(Dataset records)
──────────

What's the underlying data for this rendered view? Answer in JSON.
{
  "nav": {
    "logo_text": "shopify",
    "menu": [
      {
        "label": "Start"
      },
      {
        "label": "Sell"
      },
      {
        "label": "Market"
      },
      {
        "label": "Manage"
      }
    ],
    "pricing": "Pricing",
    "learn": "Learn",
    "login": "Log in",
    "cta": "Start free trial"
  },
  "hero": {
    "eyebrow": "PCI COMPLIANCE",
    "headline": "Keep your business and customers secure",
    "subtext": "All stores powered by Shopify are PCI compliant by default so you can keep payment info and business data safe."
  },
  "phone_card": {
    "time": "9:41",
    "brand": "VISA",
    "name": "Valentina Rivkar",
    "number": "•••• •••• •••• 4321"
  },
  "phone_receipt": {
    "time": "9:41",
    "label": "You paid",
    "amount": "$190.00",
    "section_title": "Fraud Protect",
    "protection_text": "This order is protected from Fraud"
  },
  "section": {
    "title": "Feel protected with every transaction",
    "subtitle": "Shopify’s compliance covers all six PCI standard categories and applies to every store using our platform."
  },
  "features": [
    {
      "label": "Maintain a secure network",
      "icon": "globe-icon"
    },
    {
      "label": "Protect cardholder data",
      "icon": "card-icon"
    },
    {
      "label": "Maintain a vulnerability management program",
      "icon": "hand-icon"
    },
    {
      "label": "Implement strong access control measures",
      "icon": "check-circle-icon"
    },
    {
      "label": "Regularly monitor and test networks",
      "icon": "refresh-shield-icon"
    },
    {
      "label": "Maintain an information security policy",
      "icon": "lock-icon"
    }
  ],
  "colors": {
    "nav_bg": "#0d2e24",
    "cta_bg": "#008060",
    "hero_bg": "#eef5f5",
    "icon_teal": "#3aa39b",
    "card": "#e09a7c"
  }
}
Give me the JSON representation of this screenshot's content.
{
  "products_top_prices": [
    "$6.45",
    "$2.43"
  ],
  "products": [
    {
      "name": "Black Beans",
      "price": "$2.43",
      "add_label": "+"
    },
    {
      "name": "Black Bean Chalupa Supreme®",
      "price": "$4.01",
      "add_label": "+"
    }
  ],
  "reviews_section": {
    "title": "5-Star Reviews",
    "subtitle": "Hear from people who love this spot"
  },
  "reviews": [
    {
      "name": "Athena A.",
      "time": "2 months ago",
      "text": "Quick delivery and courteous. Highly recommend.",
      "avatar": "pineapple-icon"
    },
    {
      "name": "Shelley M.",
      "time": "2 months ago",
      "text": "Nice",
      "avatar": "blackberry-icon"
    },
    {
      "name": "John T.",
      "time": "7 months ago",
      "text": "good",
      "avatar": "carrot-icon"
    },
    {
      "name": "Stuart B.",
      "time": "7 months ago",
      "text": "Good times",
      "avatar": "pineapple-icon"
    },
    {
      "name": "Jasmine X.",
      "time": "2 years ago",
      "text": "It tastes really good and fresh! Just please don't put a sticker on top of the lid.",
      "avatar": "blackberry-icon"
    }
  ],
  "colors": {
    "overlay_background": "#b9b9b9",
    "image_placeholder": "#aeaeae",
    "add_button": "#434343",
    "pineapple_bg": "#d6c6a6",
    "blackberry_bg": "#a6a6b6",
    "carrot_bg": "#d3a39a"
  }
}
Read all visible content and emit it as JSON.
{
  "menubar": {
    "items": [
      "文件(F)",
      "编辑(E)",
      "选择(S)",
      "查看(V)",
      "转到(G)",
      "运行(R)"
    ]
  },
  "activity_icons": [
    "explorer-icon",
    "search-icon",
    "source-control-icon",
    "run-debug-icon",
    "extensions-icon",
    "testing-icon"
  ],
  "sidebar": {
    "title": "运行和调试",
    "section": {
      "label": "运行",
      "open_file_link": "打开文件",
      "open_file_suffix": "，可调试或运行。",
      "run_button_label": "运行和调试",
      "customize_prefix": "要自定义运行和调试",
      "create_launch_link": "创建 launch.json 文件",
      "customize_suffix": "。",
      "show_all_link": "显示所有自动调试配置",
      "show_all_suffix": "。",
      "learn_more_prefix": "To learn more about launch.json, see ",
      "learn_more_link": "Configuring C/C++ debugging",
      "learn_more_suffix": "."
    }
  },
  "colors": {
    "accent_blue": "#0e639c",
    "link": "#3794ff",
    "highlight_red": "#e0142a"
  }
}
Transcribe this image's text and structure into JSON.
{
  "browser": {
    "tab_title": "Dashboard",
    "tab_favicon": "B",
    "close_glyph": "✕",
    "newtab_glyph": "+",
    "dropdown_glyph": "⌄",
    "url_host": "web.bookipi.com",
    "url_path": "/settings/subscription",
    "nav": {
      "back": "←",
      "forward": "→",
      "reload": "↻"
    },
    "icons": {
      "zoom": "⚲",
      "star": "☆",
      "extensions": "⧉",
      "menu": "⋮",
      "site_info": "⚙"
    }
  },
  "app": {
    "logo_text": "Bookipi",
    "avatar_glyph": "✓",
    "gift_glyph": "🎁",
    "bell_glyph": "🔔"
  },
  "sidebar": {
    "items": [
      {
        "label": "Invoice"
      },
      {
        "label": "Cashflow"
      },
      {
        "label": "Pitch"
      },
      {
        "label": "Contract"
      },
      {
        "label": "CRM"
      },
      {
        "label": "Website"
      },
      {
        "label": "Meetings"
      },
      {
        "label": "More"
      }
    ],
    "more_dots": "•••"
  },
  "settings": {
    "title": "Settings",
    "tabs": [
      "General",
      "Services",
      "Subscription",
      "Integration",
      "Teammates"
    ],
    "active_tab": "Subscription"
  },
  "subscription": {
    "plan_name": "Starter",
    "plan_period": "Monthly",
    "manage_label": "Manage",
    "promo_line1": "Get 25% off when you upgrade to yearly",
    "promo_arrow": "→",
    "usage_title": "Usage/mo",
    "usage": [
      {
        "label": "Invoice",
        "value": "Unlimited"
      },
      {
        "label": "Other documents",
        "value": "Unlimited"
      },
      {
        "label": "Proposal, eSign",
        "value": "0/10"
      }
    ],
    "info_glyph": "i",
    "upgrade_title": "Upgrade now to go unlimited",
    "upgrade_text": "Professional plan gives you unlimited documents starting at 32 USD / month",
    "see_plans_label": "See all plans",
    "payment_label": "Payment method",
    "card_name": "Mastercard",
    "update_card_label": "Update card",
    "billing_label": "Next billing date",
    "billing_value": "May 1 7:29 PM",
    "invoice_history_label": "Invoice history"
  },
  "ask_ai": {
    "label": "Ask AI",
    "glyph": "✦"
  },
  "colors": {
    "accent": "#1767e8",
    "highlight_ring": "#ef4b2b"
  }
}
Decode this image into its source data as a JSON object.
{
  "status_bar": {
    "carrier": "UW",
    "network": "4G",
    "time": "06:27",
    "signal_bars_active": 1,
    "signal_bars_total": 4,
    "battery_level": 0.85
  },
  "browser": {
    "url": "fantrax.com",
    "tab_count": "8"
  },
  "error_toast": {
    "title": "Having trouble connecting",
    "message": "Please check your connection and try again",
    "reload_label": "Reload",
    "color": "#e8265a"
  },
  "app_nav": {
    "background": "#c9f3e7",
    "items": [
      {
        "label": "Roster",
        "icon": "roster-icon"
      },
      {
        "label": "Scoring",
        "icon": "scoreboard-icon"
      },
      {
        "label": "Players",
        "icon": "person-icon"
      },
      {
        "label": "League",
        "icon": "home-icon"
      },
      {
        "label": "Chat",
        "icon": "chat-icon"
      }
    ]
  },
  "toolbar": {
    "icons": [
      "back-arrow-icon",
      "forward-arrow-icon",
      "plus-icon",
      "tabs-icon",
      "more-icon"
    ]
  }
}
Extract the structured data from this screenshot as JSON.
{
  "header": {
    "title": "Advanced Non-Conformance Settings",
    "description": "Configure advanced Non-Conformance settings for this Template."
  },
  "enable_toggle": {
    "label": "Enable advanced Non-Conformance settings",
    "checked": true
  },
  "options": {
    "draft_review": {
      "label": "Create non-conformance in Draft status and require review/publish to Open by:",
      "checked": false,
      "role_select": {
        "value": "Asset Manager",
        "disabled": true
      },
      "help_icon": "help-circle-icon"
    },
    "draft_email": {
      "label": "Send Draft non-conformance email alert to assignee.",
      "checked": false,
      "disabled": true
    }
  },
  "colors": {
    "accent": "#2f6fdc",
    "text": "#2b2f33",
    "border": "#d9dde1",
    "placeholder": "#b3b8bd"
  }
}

──────────

Tally up the lines holding the string "documents" in this listing, and report the total alone.

2